## EXERCISE PROMPT
Check each line of the listing below for the string "Pemerintahan", and give only how many lines hold it.

──────── RECORD EXTRACTS

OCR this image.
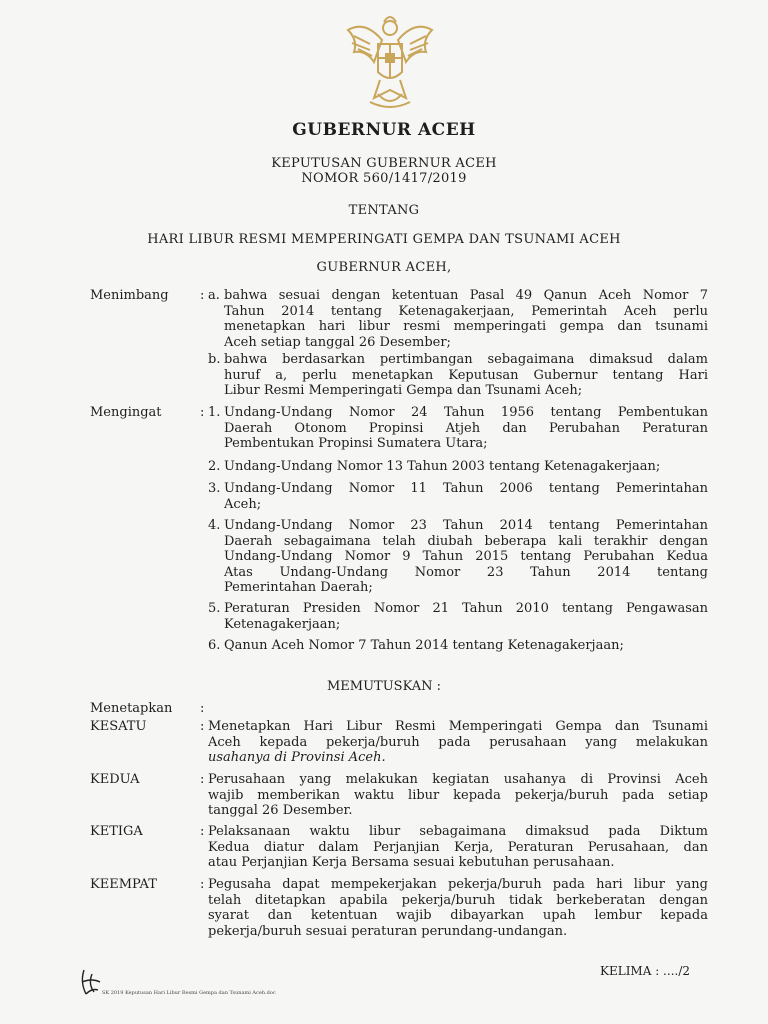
GUBERNUR ACEH
KEPUTUSAN GUBERNUR ACEH
NOMOR 560/1417/2019
TENTANG
HARI LIBUR RESMI MEMPERINGATI GEMPA DAN TSUNAMI ACEH
GUBERNUR ACEH,
Menimbang : a. bahwa sesuai dengan ketentuan Pasal 49 Qanun Aceh Nomor 7
Tahun 2014 tentang Ketenagakerjaan, Pemerintah Aceh perlu
menetapkan hari libur resmi memperingati gempa dan tsunami
Aceh setiap tanggal 26 Desember;
b. bahwa berdasarkan pertimbangan sebagaimana dimaksud dalam
huruf a, perlu menetapkan Keputusan Gubernur tentang Hari
Libur Resmi Memperingati Gempa dan Tsunami Aceh;
Mengingat	: 1. Undang-Undang Nomor 24 Tahun 1956 tentang Pembentukan
Daerah Otonom Propinsi Atjeh dan Perubahan Peraturan
Pembentukan Propinsi Sumatera Utara;
2. Undang-Undang Nomor 13 Tahun 2003 tentang Ketenagakerjaan;
3. Undang-Undang Nomor 11 Tahun 2006 tentang Pemerintahan
Aceh;
4. Undang-Undang Nomor 23 Tahun 2014 tentang Pemerintahan
Daerah sebagaimana telah diubah beberapa kali terakhir dengan
Undang-Undang Nomor 9 Tahun 2015 tentang Perubahan Kedua
Atas Undang-Undang Nomor 23 Tahun 2014 tentang
Pemerintahan Daerah;
5. Peraturan Presiden Nomor 21 Tahun 2010 tentang Pengawasan
Ketenagakerjaan;
6. Qanun Aceh Nomor 7 Tahun 2014 tentang Ketenagakerjaan;
MEMUTUSKAN :
Menetapkan :
KESATU	: Menetapkan Hari Libur Resmi Memperingati Gempa dan Tsunami
Aceh kepada pekerja/buruh pada perusahaan yang melakukan
usahanya di Provinsi Aceh.
KEDUA	: Perusahaan yang melakukan kegiatan usahanya di Provinsi Aceh
wajib memberikan waktu libur kepada pekerja/buruh pada setiap
tanggal 26 Desember.
KETIGA	: Pelaksanaan waktu libur sebagaimana dimaksud pada Diktum
Kedua diatur dalam Perjanjian Kerja, Peraturan Perusahaan, dan
atau Perjanjian Kerja Bersama sesuai kebutuhan perusahaan.
KEEMPAT	: Pegusaha dapat mempekerjakan pekerja/buruh pada hari libur yang
telah ditetapkan apabila pekerja/buruh tidak berkeberatan dengan
syarat dan ketentuan wajib dibayarkan upah lembur kepada
pekerja/buruh sesuai peraturan perundang-undangan.
KELIMA : ..../2
SK 2019 Keputusan Hari Libur Resmi Gempa dan Tsunami Aceh.doc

────────────────

## THE RESPONSE
3